Written exercise: Convert the entries below into a JSON list of strings, one string per line, leaving out blank lines. Cover only the lines from the start of the entries through the line that contains "aux-label: Edge/Frame Erase", including that line.

Working data:
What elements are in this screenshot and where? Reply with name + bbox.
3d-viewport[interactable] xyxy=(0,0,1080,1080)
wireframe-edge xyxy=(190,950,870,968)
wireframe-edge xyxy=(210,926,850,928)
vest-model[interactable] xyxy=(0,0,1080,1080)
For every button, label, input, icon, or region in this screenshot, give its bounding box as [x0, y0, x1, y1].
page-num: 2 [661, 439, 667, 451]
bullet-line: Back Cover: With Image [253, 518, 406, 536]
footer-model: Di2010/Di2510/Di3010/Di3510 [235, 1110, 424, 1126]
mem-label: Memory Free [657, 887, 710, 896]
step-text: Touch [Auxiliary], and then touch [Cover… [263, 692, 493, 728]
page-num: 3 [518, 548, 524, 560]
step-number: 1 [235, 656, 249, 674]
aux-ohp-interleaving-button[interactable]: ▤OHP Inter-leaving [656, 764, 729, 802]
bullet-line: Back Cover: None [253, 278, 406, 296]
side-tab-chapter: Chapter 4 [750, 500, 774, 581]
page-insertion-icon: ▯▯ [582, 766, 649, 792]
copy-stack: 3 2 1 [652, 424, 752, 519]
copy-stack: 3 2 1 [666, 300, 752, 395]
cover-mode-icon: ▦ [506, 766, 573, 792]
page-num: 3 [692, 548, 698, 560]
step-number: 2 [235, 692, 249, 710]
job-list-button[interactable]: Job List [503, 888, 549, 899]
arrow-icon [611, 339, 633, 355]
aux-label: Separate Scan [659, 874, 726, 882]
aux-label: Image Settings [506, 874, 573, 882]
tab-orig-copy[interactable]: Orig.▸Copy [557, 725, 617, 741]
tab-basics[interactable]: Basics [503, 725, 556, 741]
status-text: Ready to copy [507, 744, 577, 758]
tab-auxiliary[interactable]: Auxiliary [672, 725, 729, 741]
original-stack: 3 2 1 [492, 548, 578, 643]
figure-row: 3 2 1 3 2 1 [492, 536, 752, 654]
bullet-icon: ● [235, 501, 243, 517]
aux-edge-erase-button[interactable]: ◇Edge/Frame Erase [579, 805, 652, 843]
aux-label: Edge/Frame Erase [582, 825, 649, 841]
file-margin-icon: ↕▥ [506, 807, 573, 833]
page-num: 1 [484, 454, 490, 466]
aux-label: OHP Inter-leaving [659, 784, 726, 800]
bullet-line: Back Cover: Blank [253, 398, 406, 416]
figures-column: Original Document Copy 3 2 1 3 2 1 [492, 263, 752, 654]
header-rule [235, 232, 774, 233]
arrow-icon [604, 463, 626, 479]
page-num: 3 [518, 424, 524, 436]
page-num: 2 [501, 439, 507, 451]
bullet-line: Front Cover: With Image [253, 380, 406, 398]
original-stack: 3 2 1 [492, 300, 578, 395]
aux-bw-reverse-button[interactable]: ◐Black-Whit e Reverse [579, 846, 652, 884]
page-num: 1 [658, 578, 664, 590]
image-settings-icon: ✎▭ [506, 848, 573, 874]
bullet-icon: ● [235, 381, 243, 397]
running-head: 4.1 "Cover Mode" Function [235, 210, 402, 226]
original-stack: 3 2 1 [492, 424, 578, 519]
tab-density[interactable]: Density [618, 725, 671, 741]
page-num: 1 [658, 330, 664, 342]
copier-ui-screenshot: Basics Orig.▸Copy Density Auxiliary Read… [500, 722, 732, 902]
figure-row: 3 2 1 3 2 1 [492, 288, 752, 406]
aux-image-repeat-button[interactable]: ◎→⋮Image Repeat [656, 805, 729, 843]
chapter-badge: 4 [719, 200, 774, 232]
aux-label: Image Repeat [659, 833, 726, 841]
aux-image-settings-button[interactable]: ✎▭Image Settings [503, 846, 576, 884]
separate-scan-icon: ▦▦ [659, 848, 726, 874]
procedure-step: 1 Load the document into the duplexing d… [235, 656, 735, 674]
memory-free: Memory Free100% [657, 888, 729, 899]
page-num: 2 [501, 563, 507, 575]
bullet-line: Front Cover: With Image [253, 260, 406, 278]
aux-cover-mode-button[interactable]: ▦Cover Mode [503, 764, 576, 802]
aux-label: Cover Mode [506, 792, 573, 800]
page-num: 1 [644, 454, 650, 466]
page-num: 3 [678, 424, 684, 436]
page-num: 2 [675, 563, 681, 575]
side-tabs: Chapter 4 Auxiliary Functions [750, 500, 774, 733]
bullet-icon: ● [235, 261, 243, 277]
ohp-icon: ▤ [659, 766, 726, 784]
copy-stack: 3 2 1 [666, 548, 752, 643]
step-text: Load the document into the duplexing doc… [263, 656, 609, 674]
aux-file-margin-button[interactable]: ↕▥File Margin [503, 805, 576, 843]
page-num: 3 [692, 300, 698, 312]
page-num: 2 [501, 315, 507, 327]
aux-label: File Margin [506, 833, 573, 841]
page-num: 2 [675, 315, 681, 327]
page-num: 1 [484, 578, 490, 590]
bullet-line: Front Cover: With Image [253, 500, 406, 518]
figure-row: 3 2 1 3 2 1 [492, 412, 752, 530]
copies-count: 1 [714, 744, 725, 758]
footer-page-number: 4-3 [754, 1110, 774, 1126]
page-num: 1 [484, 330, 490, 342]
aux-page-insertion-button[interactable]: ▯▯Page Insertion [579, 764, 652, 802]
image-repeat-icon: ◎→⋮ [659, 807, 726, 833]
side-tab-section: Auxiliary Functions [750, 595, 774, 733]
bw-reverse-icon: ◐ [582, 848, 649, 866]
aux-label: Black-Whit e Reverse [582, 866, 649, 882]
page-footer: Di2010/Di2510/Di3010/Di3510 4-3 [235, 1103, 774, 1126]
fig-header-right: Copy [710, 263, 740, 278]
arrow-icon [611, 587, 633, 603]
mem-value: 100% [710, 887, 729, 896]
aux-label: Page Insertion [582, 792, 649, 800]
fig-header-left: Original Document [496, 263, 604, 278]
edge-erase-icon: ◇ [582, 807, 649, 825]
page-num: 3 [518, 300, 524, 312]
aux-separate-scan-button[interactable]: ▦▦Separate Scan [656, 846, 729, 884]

Full output:
[
  "What elements are in this screenshot and where? Reply with name + bbox.",
  "3d-viewport[interactable] xyxy=(0,0,1080,1080)",
  "wireframe-edge xyxy=(190,950,870,968)",
  "wireframe-edge xyxy=(210,926,850,928)",
  "vest-model[interactable] xyxy=(0,0,1080,1080)",
  "For every button, label, input, icon, or region in this screenshot, give its bounding box as [x0, y0, x1, y1].",
  "page-num: 2 [661, 439, 667, 451]",
  "bullet-line: Back Cover: With Image [253, 518, 406, 536]",
  "footer-model: Di2010/Di2510/Di3010/Di3510 [235, 1110, 424, 1126]",
  "mem-label: Memory Free [657, 887, 710, 896]",
  "step-text: Touch [Auxiliary], and then touch [Cover… [263, 692, 493, 728]",
  "page-num: 3 [518, 548, 524, 560]",
  "step-number: 1 [235, 656, 249, 674]",
  "aux-ohp-interleaving-button[interactable]: ▤OHP Inter-leaving [656, 764, 729, 802]",
  "bullet-line: Back Cover: None [253, 278, 406, 296]",
  "side-tab-chapter: Chapter 4 [750, 500, 774, 581]",
  "page-insertion-icon: ▯▯ [582, 766, 649, 792]",
  "copy-stack: 3 2 1 [652, 424, 752, 519]",
  "copy-stack: 3 2 1 [666, 300, 752, 395]",
  "cover-mode-icon: ▦ [506, 766, 573, 792]",
  "page-num: 3 [692, 548, 698, 560]",
  "step-number: 2 [235, 692, 249, 710]",
  "job-list-button[interactable]: Job List [503, 888, 549, 899]",
  "arrow-icon [611, 339, 633, 355]",
  "aux-label: Separate Scan [659, 874, 726, 882]",
  "aux-label: Image Settings [506, 874, 573, 882]",
  "tab-orig-copy[interactable]: Orig.▸Copy [557, 725, 617, 741]",
  "tab-basics[interactable]: Basics [503, 725, 556, 741]",
  "status-text: Ready to copy [507, 744, 577, 758]",
  "tab-auxiliary[interactable]: Auxiliary [672, 725, 729, 741]",
  "original-stack: 3 2 1 [492, 548, 578, 643]",
  "figure-row: 3 2 1 3 2 1 [492, 536, 752, 654]",
  "bullet-icon: ● [235, 501, 243, 517]",
  "aux-edge-erase-button[interactable]: ◇Edge/Frame Erase [579, 805, 652, 843]",
  "aux-label: Edge/Frame Erase [582, 825, 649, 841]"
]